§ TASK INSTRUCTIONS
Without the pictures, return all of the material exactly as written.

§ SUPPLIED MATERIAL

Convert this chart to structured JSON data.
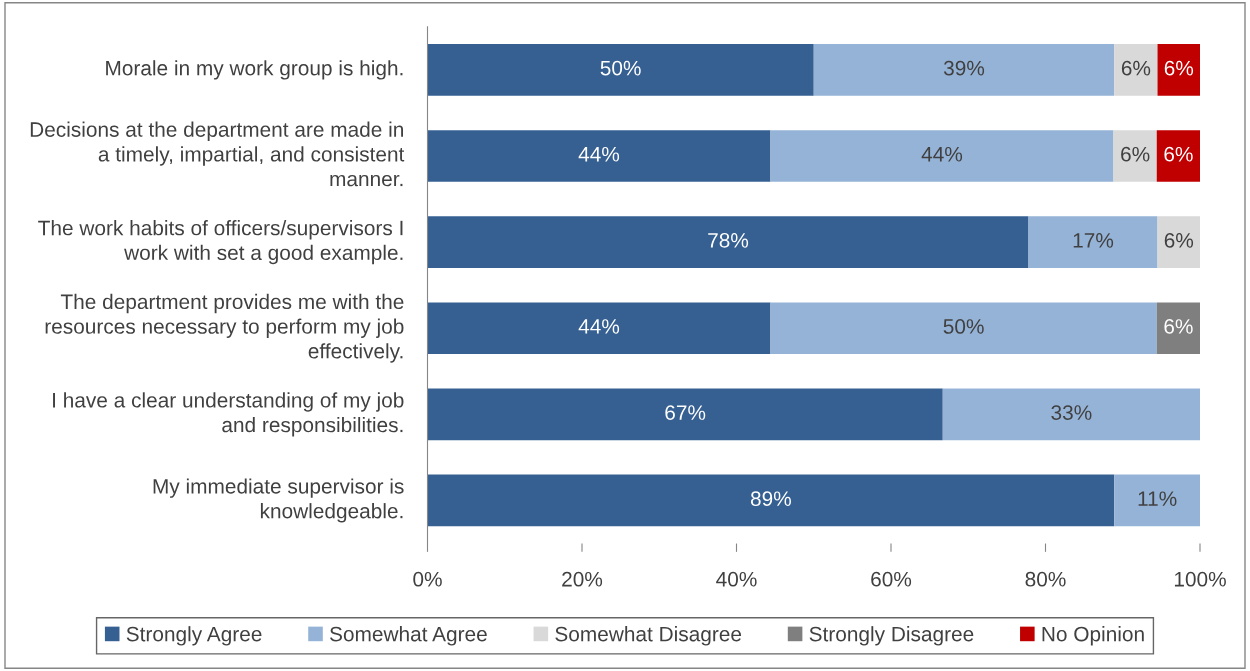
{
  "chart_data": {
    "type": "bar",
    "orientation": "horizontal",
    "stacked": true,
    "categories": [
      "Morale in my work group is high.",
      "Decisions at the department are made in a timely, impartial, and consistent manner.",
      "The work habits of officers/supervisors I work with set a good example.",
      "The department provides me with the resources necessary to perform my job effectively.",
      "I have a clear understanding of my job and responsibilities.",
      "My immediate supervisor is knowledgeable."
    ],
    "series": [
      {
        "name": "Strongly Agree",
        "color": "#376092",
        "values": [
          50,
          44.4,
          77.8,
          44.4,
          66.7,
          88.9
        ],
        "value_labels": [
          "50%",
          "44%",
          "78%",
          "44%",
          "67%",
          "89%"
        ]
      },
      {
        "name": "Somewhat Agree",
        "color": "#95b3d7",
        "values": [
          38.9,
          44.4,
          16.7,
          50,
          33.3,
          11.1
        ],
        "value_labels": [
          "39%",
          "44%",
          "17%",
          "50%",
          "33%",
          "11%"
        ]
      },
      {
        "name": "Somewhat Disagree",
        "color": "#d9d9d9",
        "values": [
          5.6,
          5.6,
          5.5,
          null,
          null,
          null
        ],
        "value_labels": [
          "6%",
          "6%",
          "6%",
          null,
          null,
          null
        ]
      },
      {
        "name": "Strongly Disagree",
        "color": "#7f7f7f",
        "values": [
          null,
          null,
          null,
          5.6,
          null,
          null
        ],
        "value_labels": [
          null,
          null,
          null,
          "6%",
          null,
          null
        ]
      },
      {
        "name": "No Opinion",
        "color": "#c00000",
        "values": [
          5.5,
          5.6,
          null,
          null,
          null,
          null
        ],
        "value_labels": [
          "6%",
          "6%",
          null,
          null,
          null,
          null
        ]
      }
    ],
    "xlim": [
      0,
      100
    ],
    "xticks": [
      {
        "value": 0,
        "label": "0%"
      },
      {
        "value": 20,
        "label": "20%"
      },
      {
        "value": 40,
        "label": "40%"
      },
      {
        "value": 60,
        "label": "60%"
      },
      {
        "value": 80,
        "label": "80%"
      },
      {
        "value": 100,
        "label": "100%"
      }
    ],
    "grid": false,
    "legend": "bottom"
  }
}
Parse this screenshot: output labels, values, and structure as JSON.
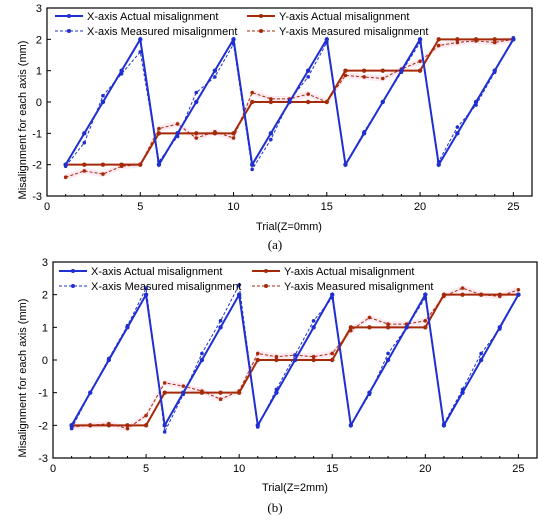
{
  "colors": {
    "x_axis": "#1f2fd0",
    "y_axis": "#a52a0a",
    "band": "#f7c0d6",
    "frame": "#000000"
  },
  "chart_data": [
    {
      "type": "line",
      "caption": "(a)",
      "xlabel": "Trial(Z=0mm)",
      "ylabel": "Misalignment for each axis (mm)",
      "xlim": [
        0,
        26
      ],
      "ylim": [
        -3,
        3
      ],
      "xticks": [
        0,
        5,
        10,
        15,
        20,
        25
      ],
      "yticks": [
        -3,
        -2,
        -1,
        0,
        1,
        2,
        3
      ],
      "grid": false,
      "legend": "top, two columns",
      "x": [
        1,
        2,
        3,
        4,
        5,
        6,
        7,
        8,
        9,
        10,
        11,
        12,
        13,
        14,
        15,
        16,
        17,
        18,
        19,
        20,
        21,
        22,
        23,
        24,
        25
      ],
      "series": [
        {
          "name": "X-axis Actual misalignment",
          "style": "solid",
          "color": "#1f2fd0",
          "values": [
            -2,
            -1,
            0,
            1,
            2,
            -2,
            -1,
            0,
            1,
            2,
            -2,
            -1,
            0,
            1,
            2,
            -2,
            -1,
            0,
            1,
            2,
            -2,
            -1,
            0,
            1,
            2
          ]
        },
        {
          "name": "Y-axis Actual misalignment",
          "style": "solid",
          "color": "#a52a0a",
          "values": [
            -2,
            -2,
            -2,
            -2,
            -2,
            -1,
            -1,
            -1,
            -1,
            -1,
            0,
            0,
            0,
            0,
            0,
            1,
            1,
            1,
            1,
            1,
            2,
            2,
            2,
            2,
            2
          ]
        },
        {
          "name": "X-axis Measured misalignment",
          "style": "dashed",
          "color": "#1f2fd0",
          "values": [
            -2.05,
            -1.3,
            0.2,
            0.9,
            1.6,
            -1.9,
            -1.1,
            0.3,
            0.8,
            1.85,
            -2.15,
            -1.2,
            0.05,
            0.8,
            1.9,
            -2.0,
            -0.95,
            0.0,
            0.95,
            1.9,
            -1.9,
            -0.8,
            -0.1,
            0.95,
            2.05
          ]
        },
        {
          "name": "Y-axis Measured misalignment",
          "style": "dashed",
          "color": "#a52a0a",
          "values": [
            -2.4,
            -2.2,
            -2.3,
            -2.05,
            -2.0,
            -0.85,
            -0.7,
            -1.15,
            -0.95,
            -1.15,
            0.3,
            0.1,
            0.1,
            0.25,
            0.0,
            0.85,
            0.8,
            0.75,
            1.05,
            1.3,
            1.8,
            1.9,
            1.95,
            1.9,
            2.0
          ]
        }
      ]
    },
    {
      "type": "line",
      "caption": "(b)",
      "xlabel": "Trial(Z=2mm)",
      "ylabel": "Misalignment for each axis (mm)",
      "xlim": [
        0,
        26
      ],
      "ylim": [
        -3,
        3
      ],
      "xticks": [
        0,
        5,
        10,
        15,
        20,
        25
      ],
      "yticks": [
        -3,
        -2,
        -1,
        0,
        1,
        2,
        3
      ],
      "grid": false,
      "legend": "top, two columns",
      "x": [
        1,
        2,
        3,
        4,
        5,
        6,
        7,
        8,
        9,
        10,
        11,
        12,
        13,
        14,
        15,
        16,
        17,
        18,
        19,
        20,
        21,
        22,
        23,
        24,
        25
      ],
      "series": [
        {
          "name": "X-axis Actual misalignment",
          "style": "solid",
          "color": "#1f2fd0",
          "values": [
            -2,
            -1,
            0,
            1,
            2,
            -2,
            -1,
            0,
            1,
            2,
            -2,
            -1,
            0,
            1,
            2,
            -2,
            -1,
            0,
            1,
            2,
            -2,
            -1,
            0,
            1,
            2
          ]
        },
        {
          "name": "Y-axis Actual misalignment",
          "style": "solid",
          "color": "#a52a0a",
          "values": [
            -2,
            -2,
            -2,
            -2,
            -2,
            -1,
            -1,
            -1,
            -1,
            -1,
            0,
            0,
            0,
            0,
            0,
            1,
            1,
            1,
            1,
            1,
            2,
            2,
            2,
            2,
            2
          ]
        },
        {
          "name": "X-axis Measured misalignment",
          "style": "dashed",
          "color": "#1f2fd0",
          "values": [
            -2.1,
            -1.0,
            0.05,
            1.05,
            2.2,
            -2.2,
            -1.05,
            0.2,
            1.2,
            2.3,
            -2.05,
            -0.9,
            0.15,
            1.2,
            1.9,
            -2.0,
            -1.05,
            0.2,
            1.0,
            1.9,
            -1.95,
            -0.9,
            0.2,
            0.95,
            2.0
          ]
        },
        {
          "name": "Y-axis Measured misalignment",
          "style": "dashed",
          "color": "#a52a0a",
          "values": [
            -2.05,
            -2.0,
            -1.95,
            -2.1,
            -1.7,
            -0.7,
            -0.8,
            -0.95,
            -1.2,
            -0.95,
            0.2,
            0.1,
            0.15,
            0.1,
            0.2,
            0.9,
            1.3,
            1.1,
            1.1,
            1.2,
            1.95,
            2.2,
            2.0,
            1.95,
            2.15
          ]
        }
      ]
    }
  ]
}
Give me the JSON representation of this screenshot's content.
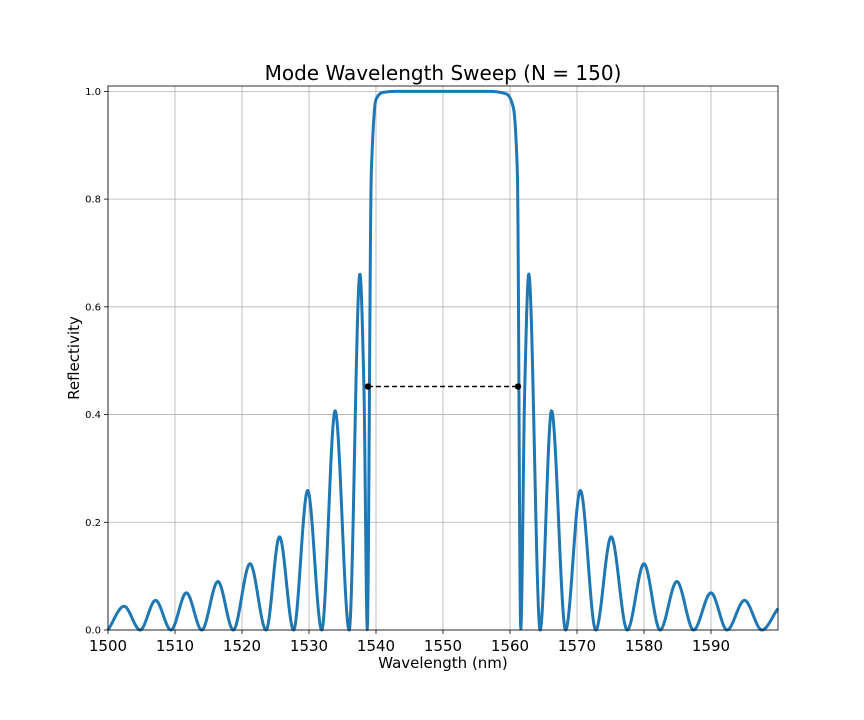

§ OUTPUT FOR THIS TASK
Convert this chart to structured JSON data.
{
  "chart_data": {
    "type": "bar",
    "orientation": "horizontal",
    "stacked": true,
    "categories": [
      "Morale in my work group is high.",
      "Decisions at the department are made in a timely, impartial, and consistent manner.",
      "The work habits of officers/supervisors I work with set a good example.",
      "The department provides me with the resources necessary to perform my job effectively.",
      "I have a clear understanding of my job and responsibilities.",
      "My immediate supervisor is knowledgeable."
    ],
    "series": [
      {
        "name": "Strongly Agree",
        "color": "#376092",
        "values": [
          50,
          44.4,
          77.8,
          44.4,
          66.7,
          88.9
        ],
        "value_labels": [
          "50%",
          "44%",
          "78%",
          "44%",
          "67%",
          "89%"
        ]
      },
      {
        "name": "Somewhat Agree",
        "color": "#95b3d7",
        "values": [
          38.9,
          44.4,
          16.7,
          50,
          33.3,
          11.1
        ],
        "value_labels": [
          "39%",
          "44%",
          "17%",
          "50%",
          "33%",
          "11%"
        ]
      },
      {
        "name": "Somewhat Disagree",
        "color": "#d9d9d9",
        "values": [
          5.6,
          5.6,
          5.5,
          null,
          null,
          null
        ],
        "value_labels": [
          "6%",
          "6%",
          "6%",
          null,
          null,
          null
        ]
      },
      {
        "name": "Strongly Disagree",
        "color": "#7f7f7f",
        "values": [
          null,
          null,
          null,
          5.6,
          null,
          null
        ],
        "value_labels": [
          null,
          null,
          null,
          "6%",
          null,
          null
        ]
      },
      {
        "name": "No Opinion",
        "color": "#c00000",
        "values": [
          5.5,
          5.6,
          null,
          null,
          null,
          null
        ],
        "value_labels": [
          "6%",
          "6%",
          null,
          null,
          null,
          null
        ]
      }
    ],
    "xlim": [
      0,
      100
    ],
    "xticks": [
      {
        "value": 0,
        "label": "0%"
      },
      {
        "value": 20,
        "label": "20%"
      },
      {
        "value": 40,
        "label": "40%"
      },
      {
        "value": 60,
        "label": "60%"
      },
      {
        "value": 80,
        "label": "80%"
      },
      {
        "value": 100,
        "label": "100%"
      }
    ],
    "grid": false,
    "legend": "bottom"
  }
}
Parse this screenshot: output labels, values, and structure as JSON.
{
  "colors": {
    "x_axis": "#1f2fd0",
    "y_axis": "#a52a0a",
    "band": "#f7c0d6",
    "frame": "#000000"
  },
  "chart_data": [
    {
      "type": "line",
      "caption": "(a)",
      "xlabel": "Trial(Z=0mm)",
      "ylabel": "Misalignment for each axis (mm)",
      "xlim": [
        0,
        26
      ],
      "ylim": [
        -3,
        3
      ],
      "xticks": [
        0,
        5,
        10,
        15,
        20,
        25
      ],
      "yticks": [
        -3,
        -2,
        -1,
        0,
        1,
        2,
        3
      ],
      "grid": false,
      "legend": "top, two columns",
      "x": [
        1,
        2,
        3,
        4,
        5,
        6,
        7,
        8,
        9,
        10,
        11,
        12,
        13,
        14,
        15,
        16,
        17,
        18,
        19,
        20,
        21,
        22,
        23,
        24,
        25
      ],
      "series": [
        {
          "name": "X-axis Actual misalignment",
          "style": "solid",
          "color": "#1f2fd0",
          "values": [
            -2,
            -1,
            0,
            1,
            2,
            -2,
            -1,
            0,
            1,
            2,
            -2,
            -1,
            0,
            1,
            2,
            -2,
            -1,
            0,
            1,
            2,
            -2,
            -1,
            0,
            1,
            2
          ]
        },
        {
          "name": "Y-axis Actual misalignment",
          "style": "solid",
          "color": "#a52a0a",
          "values": [
            -2,
            -2,
            -2,
            -2,
            -2,
            -1,
            -1,
            -1,
            -1,
            -1,
            0,
            0,
            0,
            0,
            0,
            1,
            1,
            1,
            1,
            1,
            2,
            2,
            2,
            2,
            2
          ]
        },
        {
          "name": "X-axis Measured misalignment",
          "style": "dashed",
          "color": "#1f2fd0",
          "values": [
            -2.05,
            -1.3,
            0.2,
            0.9,
            1.6,
            -1.9,
            -1.1,
            0.3,
            0.8,
            1.85,
            -2.15,
            -1.2,
            0.05,
            0.8,
            1.9,
            -2.0,
            -0.95,
            0.0,
            0.95,
            1.9,
            -1.9,
            -0.8,
            -0.1,
            0.95,
            2.05
          ]
        },
        {
          "name": "Y-axis Measured misalignment",
          "style": "dashed",
          "color": "#a52a0a",
          "values": [
            -2.4,
            -2.2,
            -2.3,
            -2.05,
            -2.0,
            -0.85,
            -0.7,
            -1.15,
            -0.95,
            -1.15,
            0.3,
            0.1,
            0.1,
            0.25,
            0.0,
            0.85,
            0.8,
            0.75,
            1.05,
            1.3,
            1.8,
            1.9,
            1.95,
            1.9,
            2.0
          ]
        }
      ]
    },
    {
      "type": "line",
      "caption": "(b)",
      "xlabel": "Trial(Z=2mm)",
      "ylabel": "Misalignment for each axis (mm)",
      "xlim": [
        0,
        26
      ],
      "ylim": [
        -3,
        3
      ],
      "xticks": [
        0,
        5,
        10,
        15,
        20,
        25
      ],
      "yticks": [
        -3,
        -2,
        -1,
        0,
        1,
        2,
        3
      ],
      "grid": false,
      "legend": "top, two columns",
      "x": [
        1,
        2,
        3,
        4,
        5,
        6,
        7,
        8,
        9,
        10,
        11,
        12,
        13,
        14,
        15,
        16,
        17,
        18,
        19,
        20,
        21,
        22,
        23,
        24,
        25
      ],
      "series": [
        {
          "name": "X-axis Actual misalignment",
          "style": "solid",
          "color": "#1f2fd0",
          "values": [
            -2,
            -1,
            0,
            1,
            2,
            -2,
            -1,
            0,
            1,
            2,
            -2,
            -1,
            0,
            1,
            2,
            -2,
            -1,
            0,
            1,
            2,
            -2,
            -1,
            0,
            1,
            2
          ]
        },
        {
          "name": "Y-axis Actual misalignment",
          "style": "solid",
          "color": "#a52a0a",
          "values": [
            -2,
            -2,
            -2,
            -2,
            -2,
            -1,
            -1,
            -1,
            -1,
            -1,
            0,
            0,
            0,
            0,
            0,
            1,
            1,
            1,
            1,
            1,
            2,
            2,
            2,
            2,
            2
          ]
        },
        {
          "name": "X-axis Measured misalignment",
          "style": "dashed",
          "color": "#1f2fd0",
          "values": [
            -2.1,
            -1.0,
            0.05,
            1.05,
            2.2,
            -2.2,
            -1.05,
            0.2,
            1.2,
            2.3,
            -2.05,
            -0.9,
            0.15,
            1.2,
            1.9,
            -2.0,
            -1.05,
            0.2,
            1.0,
            1.9,
            -1.95,
            -0.9,
            0.2,
            0.95,
            2.0
          ]
        },
        {
          "name": "Y-axis Measured misalignment",
          "style": "dashed",
          "color": "#a52a0a",
          "values": [
            -2.05,
            -2.0,
            -1.95,
            -2.1,
            -1.7,
            -0.7,
            -0.8,
            -0.95,
            -1.2,
            -0.95,
            0.2,
            0.1,
            0.15,
            0.1,
            0.2,
            0.9,
            1.3,
            1.1,
            1.1,
            1.2,
            1.95,
            2.2,
            2.0,
            1.95,
            2.15
          ]
        }
      ]
    }
  ]
}
Give me the JSON representation of this screenshot's content.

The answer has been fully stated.